__Task directions__:
Pull out every line from the listing that has the word "объёму".

[Start Data for the task]

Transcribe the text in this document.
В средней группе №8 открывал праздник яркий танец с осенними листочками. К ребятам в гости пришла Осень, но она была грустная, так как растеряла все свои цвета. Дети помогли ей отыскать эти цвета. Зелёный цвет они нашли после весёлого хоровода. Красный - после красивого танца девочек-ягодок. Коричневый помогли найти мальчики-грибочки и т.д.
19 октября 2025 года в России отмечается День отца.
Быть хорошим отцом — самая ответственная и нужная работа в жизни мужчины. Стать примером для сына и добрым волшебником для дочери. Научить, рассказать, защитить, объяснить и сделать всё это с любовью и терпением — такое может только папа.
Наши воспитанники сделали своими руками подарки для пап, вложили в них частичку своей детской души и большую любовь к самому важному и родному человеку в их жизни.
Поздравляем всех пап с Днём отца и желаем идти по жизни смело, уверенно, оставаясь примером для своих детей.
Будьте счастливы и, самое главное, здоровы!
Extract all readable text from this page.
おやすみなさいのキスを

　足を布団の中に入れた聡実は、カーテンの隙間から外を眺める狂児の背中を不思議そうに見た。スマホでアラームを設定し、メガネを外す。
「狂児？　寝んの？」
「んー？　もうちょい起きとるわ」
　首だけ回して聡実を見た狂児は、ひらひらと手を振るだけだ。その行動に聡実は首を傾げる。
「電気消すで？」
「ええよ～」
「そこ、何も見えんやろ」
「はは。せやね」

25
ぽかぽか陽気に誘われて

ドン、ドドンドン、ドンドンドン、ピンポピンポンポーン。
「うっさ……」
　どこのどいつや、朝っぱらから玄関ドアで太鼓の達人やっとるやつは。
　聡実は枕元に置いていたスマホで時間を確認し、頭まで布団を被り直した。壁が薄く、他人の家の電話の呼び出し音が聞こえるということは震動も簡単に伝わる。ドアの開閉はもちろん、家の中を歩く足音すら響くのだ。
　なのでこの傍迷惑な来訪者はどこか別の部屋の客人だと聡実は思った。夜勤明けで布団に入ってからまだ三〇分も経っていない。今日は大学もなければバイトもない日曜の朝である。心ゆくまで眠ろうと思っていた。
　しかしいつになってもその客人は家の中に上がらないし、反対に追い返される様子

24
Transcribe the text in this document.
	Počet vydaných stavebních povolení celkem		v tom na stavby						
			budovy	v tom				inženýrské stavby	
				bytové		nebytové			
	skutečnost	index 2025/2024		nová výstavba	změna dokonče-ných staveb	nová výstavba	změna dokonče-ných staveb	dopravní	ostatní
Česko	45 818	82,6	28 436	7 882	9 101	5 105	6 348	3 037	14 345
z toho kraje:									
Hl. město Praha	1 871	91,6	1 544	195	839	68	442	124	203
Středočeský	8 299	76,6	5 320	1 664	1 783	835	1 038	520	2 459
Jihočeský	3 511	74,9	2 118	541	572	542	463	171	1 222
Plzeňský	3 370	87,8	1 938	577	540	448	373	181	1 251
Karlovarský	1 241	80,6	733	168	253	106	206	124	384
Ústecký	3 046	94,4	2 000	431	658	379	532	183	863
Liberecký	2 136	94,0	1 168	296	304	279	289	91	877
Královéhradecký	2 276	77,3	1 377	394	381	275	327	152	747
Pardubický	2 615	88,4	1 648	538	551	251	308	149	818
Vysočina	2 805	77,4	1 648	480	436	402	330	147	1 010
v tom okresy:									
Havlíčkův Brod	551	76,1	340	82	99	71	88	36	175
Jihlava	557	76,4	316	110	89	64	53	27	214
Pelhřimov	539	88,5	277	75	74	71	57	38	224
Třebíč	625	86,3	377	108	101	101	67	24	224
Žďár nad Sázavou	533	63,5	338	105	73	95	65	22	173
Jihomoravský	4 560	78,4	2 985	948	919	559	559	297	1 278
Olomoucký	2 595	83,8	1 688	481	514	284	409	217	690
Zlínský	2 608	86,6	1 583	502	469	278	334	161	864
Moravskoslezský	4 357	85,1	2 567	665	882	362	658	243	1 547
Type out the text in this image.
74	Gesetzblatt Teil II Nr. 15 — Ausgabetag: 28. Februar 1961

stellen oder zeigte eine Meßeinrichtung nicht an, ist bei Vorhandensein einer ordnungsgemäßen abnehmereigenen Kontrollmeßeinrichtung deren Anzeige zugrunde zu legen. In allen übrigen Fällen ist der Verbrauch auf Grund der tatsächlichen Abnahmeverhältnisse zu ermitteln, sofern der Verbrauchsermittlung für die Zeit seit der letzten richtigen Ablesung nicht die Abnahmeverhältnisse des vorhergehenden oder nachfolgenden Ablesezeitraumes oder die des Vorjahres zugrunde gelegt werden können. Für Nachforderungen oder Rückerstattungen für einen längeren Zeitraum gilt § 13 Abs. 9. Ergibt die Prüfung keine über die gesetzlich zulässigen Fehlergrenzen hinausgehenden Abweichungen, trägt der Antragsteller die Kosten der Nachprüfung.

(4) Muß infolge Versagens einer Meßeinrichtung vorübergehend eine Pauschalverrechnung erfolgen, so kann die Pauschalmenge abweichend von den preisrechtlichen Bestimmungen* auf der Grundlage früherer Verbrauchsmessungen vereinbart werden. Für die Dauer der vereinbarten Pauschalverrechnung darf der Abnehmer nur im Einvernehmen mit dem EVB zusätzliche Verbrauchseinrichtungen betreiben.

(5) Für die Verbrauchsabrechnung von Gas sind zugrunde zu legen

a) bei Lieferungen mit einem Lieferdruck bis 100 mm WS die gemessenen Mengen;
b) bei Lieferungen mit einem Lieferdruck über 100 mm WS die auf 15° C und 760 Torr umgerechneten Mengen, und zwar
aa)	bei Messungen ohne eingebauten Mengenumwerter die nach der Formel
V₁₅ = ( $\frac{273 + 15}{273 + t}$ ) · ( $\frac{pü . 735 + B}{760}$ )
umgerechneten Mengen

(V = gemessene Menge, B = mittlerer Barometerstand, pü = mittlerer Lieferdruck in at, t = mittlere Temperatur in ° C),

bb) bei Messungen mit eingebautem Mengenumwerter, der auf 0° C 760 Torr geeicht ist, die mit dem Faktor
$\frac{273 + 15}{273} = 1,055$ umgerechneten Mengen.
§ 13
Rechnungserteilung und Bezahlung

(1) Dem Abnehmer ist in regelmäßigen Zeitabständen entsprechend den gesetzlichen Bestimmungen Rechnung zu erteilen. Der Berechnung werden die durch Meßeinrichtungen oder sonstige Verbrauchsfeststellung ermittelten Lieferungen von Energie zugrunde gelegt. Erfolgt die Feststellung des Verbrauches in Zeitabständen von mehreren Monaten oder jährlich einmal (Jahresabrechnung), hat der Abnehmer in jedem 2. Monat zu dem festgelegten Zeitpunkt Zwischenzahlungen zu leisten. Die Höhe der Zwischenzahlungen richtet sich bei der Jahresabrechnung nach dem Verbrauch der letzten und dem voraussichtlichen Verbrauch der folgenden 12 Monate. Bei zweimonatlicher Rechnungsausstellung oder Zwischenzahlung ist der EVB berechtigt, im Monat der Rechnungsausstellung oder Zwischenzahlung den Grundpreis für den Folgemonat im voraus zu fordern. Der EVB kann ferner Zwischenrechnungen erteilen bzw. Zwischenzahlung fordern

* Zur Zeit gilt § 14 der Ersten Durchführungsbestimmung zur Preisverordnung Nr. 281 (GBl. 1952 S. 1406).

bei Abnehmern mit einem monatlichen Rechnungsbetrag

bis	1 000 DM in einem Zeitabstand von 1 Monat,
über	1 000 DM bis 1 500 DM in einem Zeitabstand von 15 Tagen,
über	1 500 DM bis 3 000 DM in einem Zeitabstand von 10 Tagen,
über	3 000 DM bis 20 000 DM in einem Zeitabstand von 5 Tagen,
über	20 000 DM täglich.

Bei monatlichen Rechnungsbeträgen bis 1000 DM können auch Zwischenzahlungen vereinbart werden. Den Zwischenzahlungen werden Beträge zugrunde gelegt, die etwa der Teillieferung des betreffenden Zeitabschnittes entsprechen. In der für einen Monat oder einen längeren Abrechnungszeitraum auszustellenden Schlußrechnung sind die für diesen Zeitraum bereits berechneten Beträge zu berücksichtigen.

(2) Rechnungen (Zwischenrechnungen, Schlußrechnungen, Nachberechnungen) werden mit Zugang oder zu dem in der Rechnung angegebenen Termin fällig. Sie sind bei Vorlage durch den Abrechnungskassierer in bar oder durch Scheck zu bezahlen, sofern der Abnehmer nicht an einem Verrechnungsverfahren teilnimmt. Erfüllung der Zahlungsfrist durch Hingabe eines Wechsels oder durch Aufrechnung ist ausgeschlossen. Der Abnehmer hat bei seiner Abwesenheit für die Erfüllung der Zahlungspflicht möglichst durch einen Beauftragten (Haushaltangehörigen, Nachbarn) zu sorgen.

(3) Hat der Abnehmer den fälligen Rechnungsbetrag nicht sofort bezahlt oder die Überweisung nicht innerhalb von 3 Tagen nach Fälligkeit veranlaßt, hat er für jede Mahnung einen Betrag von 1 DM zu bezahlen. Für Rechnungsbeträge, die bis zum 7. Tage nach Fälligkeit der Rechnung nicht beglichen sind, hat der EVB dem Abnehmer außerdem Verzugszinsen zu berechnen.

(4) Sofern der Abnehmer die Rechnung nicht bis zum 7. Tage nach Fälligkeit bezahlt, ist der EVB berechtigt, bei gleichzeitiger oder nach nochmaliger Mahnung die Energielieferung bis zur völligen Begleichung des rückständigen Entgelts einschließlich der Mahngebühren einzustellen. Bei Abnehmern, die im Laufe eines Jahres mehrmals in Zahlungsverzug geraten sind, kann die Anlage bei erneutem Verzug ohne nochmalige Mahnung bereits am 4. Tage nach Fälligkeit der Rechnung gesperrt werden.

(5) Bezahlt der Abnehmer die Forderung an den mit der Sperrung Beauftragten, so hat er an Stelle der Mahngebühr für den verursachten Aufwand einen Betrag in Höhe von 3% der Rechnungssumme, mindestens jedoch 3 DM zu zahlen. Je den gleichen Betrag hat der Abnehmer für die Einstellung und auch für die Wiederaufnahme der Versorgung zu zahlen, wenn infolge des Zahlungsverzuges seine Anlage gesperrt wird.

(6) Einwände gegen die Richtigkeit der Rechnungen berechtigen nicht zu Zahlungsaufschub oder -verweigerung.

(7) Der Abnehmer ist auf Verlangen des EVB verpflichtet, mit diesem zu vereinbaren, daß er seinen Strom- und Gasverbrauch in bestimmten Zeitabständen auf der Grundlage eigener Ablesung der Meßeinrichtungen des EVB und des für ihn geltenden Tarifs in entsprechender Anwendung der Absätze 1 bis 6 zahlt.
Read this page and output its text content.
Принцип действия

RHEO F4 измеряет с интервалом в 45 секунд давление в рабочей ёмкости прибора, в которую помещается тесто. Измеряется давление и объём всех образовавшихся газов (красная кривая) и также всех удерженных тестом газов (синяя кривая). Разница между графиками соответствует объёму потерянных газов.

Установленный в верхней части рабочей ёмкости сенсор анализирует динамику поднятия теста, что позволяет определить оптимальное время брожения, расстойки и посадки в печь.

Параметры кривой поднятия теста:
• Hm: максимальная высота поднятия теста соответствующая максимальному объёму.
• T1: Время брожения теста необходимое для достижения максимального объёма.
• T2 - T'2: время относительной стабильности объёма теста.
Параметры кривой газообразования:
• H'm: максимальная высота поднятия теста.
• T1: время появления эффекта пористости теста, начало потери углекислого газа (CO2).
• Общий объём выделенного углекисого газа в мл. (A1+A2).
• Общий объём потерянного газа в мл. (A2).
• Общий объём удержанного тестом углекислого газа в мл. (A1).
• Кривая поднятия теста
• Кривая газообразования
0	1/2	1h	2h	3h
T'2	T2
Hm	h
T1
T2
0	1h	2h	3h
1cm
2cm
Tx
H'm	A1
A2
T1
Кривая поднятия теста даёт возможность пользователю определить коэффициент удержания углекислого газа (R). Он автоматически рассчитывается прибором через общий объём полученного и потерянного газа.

[End Data for the task]

__The output__:
RHEO F4 измеряет с интервалом в 45 секунд давление в рабочей ёмкости прибора, в которую помещается тесто. Измеряется давление и объём всех образовавшихся газов (красная кривая) и также всех удерженных тестом газов (синяя кривая). Разница между графиками соответствует объёму потерянных газов.
• Hm: максимальная высота поднятия теста соответствующая максимальному объёму.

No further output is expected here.